- _Work required_:
Return the complete listing that follows, with each line reproduced exactly.

[START OF Material shown]

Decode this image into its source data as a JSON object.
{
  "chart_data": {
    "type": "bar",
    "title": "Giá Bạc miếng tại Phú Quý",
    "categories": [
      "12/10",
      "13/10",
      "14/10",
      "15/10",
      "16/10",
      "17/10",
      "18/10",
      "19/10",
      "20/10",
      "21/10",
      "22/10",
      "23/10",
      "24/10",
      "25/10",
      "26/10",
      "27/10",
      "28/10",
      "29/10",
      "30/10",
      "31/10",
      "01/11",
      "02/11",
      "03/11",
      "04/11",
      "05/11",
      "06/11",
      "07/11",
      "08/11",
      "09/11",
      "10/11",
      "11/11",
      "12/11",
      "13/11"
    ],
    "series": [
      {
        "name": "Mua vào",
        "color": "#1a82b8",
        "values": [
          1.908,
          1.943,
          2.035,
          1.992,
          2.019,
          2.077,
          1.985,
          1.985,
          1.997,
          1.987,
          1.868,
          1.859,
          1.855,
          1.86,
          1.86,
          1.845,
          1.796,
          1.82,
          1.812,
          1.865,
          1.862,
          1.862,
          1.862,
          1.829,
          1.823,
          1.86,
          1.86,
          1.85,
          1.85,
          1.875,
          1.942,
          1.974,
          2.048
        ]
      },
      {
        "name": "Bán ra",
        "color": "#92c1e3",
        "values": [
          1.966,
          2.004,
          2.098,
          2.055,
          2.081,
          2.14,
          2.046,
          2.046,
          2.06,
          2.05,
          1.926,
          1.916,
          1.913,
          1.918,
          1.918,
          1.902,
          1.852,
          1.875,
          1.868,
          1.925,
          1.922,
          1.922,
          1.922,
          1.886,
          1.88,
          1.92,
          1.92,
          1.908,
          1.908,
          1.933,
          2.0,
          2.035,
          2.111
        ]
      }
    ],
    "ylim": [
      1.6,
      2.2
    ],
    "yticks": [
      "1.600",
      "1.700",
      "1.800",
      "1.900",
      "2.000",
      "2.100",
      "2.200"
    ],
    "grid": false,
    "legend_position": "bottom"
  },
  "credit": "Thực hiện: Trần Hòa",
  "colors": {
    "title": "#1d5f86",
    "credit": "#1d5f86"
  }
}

[END OF Material shown]

- _Task answer_:
Decode this image into its source data as a JSON object.
{
  "chart_data": {
    "type": "bar",
    "title": "Giá Bạc miếng tại Phú Quý",
    "categories": [
      "12/10",
      "13/10",
      "14/10",
      "15/10",
      "16/10",
      "17/10",
      "18/10",
      "19/10",
      "20/10",
      "21/10",
      "22/10",
      "23/10",
      "24/10",
      "25/10",
      "26/10",
      "27/10",
      "28/10",
      "29/10",
      "30/10",
      "31/10",
      "01/11",
      "02/11",
      "03/11",
      "04/11",
      "05/11",
      "06/11",
      "07/11",
      "08/11",
      "09/11",
      "10/11",
      "11/11",
      "12/11",
      "13/11"
    ],
    "series": [
      {
        "name": "Mua vào",
        "color": "#1a82b8",
        "values": [
          1.908,
          1.943,
          2.035,
          1.992,
          2.019,
          2.077,
          1.985,
          1.985,
          1.997,
          1.987,
          1.868,
          1.859,
          1.855,
          1.86,
          1.86,
          1.845,
          1.796,
          1.82,
          1.812,
          1.865,
          1.862,
          1.862,
          1.862,
          1.829,
          1.823,
          1.86,
          1.86,
          1.85,
          1.85,
          1.875,
          1.942,
          1.974,
          2.048
        ]
      },
      {
        "name": "Bán ra",
        "color": "#92c1e3",
        "values": [
          1.966,
          2.004,
          2.098,
          2.055,
          2.081,
          2.14,
          2.046,
          2.046,
          2.06,
          2.05,
          1.926,
          1.916,
          1.913,
          1.918,
          1.918,
          1.902,
          1.852,
          1.875,
          1.868,
          1.925,
          1.922,
          1.922,
          1.922,
          1.886,
          1.88,
          1.92,
          1.92,
          1.908,
          1.908,
          1.933,
          2.0,
          2.035,
          2.111
        ]
      }
    ],
    "ylim": [
      1.6,
      2.2
    ],
    "yticks": [
      "1.600",
      "1.700",
      "1.800",
      "1.900",
      "2.000",
      "2.100",
      "2.200"
    ],
    "grid": false,
    "legend_position": "bottom"
  },
  "credit": "Thực hiện: Trần Hòa",
  "colors": {
    "title": "#1d5f86",
    "credit": "#1d5f86"
  }
}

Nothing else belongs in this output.